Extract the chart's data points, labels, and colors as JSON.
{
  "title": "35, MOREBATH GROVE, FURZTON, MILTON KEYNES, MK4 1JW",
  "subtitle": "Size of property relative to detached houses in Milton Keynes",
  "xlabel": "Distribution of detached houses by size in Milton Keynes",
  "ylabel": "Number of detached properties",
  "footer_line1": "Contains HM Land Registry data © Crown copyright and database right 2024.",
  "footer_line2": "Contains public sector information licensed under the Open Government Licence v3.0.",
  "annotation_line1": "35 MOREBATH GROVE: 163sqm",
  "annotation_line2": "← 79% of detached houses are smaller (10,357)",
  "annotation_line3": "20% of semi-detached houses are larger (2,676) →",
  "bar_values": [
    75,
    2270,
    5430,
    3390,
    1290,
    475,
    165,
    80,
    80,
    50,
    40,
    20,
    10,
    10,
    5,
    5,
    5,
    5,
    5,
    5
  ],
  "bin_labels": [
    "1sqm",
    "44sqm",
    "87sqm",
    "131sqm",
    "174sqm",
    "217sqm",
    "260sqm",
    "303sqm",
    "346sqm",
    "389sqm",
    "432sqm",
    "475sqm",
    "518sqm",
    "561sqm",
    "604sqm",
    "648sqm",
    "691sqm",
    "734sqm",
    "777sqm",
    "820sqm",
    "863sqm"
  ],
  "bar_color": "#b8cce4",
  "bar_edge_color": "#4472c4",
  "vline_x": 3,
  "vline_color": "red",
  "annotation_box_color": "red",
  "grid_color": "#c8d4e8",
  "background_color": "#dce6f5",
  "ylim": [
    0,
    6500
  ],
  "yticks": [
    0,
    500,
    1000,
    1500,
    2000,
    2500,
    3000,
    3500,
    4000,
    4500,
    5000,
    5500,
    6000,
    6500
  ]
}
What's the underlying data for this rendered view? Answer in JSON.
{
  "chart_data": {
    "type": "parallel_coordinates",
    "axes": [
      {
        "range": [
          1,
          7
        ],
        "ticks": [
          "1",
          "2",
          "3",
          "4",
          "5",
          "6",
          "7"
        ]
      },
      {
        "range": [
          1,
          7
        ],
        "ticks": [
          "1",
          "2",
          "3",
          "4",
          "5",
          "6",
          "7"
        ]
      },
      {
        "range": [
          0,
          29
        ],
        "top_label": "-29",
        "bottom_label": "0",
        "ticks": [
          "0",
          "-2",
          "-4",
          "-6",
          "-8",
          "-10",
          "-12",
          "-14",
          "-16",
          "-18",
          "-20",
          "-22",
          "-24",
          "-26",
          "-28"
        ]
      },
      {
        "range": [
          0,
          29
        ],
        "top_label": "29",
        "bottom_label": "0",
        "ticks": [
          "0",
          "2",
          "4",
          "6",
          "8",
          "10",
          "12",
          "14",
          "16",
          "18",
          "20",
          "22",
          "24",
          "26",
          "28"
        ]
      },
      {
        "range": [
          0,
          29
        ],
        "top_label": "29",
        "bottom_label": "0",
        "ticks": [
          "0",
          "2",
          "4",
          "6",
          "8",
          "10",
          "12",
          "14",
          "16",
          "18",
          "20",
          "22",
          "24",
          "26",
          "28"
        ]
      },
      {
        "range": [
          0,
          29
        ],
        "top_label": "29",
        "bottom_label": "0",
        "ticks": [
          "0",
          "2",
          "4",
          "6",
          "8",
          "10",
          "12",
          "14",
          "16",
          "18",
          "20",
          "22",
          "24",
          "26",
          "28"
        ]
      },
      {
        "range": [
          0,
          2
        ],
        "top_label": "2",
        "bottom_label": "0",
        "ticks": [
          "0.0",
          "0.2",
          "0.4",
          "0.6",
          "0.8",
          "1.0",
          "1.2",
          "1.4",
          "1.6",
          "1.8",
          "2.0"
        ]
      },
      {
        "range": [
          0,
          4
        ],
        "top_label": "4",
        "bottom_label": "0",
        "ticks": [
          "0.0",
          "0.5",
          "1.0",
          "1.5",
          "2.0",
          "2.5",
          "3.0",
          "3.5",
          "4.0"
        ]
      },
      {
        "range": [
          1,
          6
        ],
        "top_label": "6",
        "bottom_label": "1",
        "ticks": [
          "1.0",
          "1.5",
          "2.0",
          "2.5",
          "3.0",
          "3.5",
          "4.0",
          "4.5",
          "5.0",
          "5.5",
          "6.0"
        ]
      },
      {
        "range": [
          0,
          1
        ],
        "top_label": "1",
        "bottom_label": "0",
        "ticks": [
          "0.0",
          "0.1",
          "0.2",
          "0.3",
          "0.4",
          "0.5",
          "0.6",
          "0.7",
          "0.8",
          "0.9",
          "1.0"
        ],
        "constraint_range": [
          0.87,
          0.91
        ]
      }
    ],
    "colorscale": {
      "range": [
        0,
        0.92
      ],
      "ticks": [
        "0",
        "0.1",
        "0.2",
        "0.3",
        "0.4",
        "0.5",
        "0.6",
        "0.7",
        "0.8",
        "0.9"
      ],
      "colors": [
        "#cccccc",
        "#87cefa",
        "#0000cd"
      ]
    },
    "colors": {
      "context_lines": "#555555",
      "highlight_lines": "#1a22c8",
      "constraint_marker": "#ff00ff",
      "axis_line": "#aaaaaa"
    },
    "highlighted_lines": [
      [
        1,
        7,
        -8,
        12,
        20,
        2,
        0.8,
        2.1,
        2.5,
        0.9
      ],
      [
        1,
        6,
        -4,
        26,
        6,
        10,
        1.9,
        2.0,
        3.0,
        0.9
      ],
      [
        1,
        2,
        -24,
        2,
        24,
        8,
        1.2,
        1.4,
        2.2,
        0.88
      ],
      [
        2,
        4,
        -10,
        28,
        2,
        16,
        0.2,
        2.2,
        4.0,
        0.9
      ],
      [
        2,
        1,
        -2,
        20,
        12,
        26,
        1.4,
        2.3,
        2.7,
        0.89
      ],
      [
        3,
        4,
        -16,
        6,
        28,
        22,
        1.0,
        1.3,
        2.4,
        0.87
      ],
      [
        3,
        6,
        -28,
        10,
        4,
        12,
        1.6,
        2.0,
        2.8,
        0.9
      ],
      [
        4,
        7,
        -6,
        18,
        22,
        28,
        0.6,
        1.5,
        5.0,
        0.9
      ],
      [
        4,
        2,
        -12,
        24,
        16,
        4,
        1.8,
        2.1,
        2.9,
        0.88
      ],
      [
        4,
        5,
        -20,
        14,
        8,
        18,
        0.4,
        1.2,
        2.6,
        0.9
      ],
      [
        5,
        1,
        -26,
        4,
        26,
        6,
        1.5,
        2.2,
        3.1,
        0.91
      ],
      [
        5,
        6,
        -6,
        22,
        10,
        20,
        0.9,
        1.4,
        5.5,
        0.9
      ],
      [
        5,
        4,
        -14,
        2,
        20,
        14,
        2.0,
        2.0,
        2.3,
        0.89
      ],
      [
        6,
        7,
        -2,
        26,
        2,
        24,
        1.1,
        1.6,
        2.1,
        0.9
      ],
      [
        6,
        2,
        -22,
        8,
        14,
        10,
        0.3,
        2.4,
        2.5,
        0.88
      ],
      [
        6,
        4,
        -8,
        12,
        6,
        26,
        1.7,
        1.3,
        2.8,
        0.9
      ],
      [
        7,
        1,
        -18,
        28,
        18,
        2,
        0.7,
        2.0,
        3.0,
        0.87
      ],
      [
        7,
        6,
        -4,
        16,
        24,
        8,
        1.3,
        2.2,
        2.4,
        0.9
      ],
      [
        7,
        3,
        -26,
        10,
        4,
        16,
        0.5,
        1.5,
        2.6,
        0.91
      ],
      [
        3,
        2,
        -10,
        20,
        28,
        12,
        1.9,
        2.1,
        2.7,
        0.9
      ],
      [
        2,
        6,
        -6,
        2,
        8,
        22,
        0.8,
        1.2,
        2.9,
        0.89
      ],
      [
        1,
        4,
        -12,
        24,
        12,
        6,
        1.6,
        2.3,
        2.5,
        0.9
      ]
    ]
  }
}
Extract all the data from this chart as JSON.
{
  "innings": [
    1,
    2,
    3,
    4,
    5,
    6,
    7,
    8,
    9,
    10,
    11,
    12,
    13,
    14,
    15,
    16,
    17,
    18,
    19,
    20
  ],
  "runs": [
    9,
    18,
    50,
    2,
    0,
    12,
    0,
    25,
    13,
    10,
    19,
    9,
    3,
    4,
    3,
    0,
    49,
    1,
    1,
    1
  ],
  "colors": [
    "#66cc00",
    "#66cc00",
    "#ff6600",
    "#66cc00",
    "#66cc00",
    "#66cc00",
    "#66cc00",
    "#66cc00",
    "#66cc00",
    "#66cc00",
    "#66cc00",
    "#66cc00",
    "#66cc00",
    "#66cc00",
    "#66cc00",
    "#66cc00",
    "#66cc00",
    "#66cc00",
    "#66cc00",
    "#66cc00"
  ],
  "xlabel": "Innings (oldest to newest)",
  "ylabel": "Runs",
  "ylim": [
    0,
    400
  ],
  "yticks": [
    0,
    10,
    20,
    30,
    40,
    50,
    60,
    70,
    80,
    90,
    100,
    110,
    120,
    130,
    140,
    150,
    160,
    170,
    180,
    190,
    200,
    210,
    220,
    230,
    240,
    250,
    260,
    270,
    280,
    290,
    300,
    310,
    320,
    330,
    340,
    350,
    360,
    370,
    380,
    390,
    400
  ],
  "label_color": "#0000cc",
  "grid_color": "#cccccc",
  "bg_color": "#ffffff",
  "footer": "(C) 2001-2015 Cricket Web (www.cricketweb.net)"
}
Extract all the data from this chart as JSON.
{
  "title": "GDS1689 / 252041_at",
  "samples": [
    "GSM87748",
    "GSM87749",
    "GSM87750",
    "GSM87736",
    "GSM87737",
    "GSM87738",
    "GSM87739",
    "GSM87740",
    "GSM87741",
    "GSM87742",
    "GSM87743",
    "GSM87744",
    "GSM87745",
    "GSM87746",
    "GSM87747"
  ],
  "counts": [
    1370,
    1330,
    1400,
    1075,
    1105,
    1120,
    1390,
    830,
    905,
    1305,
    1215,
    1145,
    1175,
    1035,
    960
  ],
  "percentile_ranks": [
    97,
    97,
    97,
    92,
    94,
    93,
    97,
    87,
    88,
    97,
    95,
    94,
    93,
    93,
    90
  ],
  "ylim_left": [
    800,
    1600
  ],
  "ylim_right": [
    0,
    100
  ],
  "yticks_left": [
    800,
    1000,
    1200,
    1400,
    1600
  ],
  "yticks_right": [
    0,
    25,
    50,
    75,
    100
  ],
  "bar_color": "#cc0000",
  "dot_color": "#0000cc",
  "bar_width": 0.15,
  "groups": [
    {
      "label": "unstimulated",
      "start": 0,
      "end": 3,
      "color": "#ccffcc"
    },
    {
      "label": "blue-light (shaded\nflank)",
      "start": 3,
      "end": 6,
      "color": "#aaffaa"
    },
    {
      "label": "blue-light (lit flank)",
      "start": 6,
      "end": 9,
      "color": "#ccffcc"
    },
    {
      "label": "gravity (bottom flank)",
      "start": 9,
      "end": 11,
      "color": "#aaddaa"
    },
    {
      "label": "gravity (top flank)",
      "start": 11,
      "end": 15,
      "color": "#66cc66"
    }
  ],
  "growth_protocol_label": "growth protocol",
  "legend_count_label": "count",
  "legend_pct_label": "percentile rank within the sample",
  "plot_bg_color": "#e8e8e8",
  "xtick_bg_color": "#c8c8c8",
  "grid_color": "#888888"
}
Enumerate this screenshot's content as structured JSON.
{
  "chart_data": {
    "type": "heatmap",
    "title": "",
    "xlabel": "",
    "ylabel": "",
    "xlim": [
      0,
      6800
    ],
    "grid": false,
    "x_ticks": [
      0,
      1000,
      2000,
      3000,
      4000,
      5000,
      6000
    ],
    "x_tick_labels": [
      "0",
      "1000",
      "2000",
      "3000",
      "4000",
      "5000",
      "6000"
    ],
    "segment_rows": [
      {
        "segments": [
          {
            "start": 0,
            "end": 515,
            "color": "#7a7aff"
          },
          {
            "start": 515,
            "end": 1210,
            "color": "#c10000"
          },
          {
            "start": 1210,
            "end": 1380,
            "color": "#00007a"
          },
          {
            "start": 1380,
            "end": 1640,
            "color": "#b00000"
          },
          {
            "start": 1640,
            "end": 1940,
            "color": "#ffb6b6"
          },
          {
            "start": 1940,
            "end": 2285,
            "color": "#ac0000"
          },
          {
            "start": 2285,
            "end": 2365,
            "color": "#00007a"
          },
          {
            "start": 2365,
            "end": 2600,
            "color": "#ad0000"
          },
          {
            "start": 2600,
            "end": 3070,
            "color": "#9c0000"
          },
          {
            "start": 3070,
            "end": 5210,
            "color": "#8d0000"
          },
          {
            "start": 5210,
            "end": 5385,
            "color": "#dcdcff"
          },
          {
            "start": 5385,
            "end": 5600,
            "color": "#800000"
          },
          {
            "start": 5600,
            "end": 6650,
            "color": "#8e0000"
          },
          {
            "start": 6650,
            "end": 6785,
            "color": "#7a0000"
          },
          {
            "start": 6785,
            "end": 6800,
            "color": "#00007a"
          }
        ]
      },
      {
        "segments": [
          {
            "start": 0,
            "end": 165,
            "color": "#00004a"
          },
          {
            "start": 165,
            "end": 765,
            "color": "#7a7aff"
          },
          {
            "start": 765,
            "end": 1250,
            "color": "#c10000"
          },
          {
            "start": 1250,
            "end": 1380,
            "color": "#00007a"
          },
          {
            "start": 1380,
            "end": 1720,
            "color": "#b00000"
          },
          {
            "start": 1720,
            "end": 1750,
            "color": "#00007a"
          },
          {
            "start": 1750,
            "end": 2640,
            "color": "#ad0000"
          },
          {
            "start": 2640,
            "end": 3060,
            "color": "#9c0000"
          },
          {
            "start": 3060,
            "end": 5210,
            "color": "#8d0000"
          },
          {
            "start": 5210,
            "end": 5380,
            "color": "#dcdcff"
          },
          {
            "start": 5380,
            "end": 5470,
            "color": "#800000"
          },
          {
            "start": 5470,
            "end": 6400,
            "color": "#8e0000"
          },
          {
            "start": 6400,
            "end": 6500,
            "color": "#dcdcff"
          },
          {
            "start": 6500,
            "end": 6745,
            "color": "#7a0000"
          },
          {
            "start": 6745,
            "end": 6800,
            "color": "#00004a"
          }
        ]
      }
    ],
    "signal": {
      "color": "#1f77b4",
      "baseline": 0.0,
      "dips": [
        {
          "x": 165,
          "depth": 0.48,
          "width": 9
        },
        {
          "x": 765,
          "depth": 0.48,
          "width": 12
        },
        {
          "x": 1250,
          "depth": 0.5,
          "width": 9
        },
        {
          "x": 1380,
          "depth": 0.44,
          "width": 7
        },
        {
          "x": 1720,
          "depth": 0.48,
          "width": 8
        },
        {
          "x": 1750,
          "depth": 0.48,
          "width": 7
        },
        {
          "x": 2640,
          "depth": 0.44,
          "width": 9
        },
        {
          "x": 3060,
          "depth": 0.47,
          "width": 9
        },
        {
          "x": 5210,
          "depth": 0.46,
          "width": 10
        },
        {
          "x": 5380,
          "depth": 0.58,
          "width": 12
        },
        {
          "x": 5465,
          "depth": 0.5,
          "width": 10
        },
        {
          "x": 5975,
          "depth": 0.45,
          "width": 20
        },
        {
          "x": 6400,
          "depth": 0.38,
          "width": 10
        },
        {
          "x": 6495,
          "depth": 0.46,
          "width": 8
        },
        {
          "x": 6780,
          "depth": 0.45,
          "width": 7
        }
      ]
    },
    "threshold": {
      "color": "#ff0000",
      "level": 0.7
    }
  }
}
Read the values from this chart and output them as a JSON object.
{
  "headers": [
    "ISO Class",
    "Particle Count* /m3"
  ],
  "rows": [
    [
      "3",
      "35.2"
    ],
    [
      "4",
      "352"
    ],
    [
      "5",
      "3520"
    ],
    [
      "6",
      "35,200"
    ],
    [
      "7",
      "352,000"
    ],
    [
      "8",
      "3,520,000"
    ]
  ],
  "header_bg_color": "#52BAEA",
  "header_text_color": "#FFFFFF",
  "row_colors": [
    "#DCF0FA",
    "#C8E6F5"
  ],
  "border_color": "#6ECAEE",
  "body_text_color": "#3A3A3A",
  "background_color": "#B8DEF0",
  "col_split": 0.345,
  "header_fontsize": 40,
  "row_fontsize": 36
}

________________

Beginning at the line that contains "Read the values", retype each line of the listing up to and including the last one, exactly as it stands, and nothing else.

Read the values from this chart and output them as a JSON object.
{
  "headers": [
    "ISO Class",
    "Particle Count* /m3"
  ],
  "rows": [
    [
      "3",
      "35.2"
    ],
    [
      "4",
      "352"
    ],
    [
      "5",
      "3520"
    ],
    [
      "6",
      "35,200"
    ],
    [
      "7",
      "352,000"
    ],
    [
      "8",
      "3,520,000"
    ]
  ],
  "header_bg_color": "#52BAEA",
  "header_text_color": "#FFFFFF",
  "row_colors": [
    "#DCF0FA",
    "#C8E6F5"
  ],
  "border_color": "#6ECAEE",
  "body_text_color": "#3A3A3A",
  "background_color": "#B8DEF0",
  "col_split": 0.345,
  "header_fontsize": 40,
  "row_fontsize": 36
}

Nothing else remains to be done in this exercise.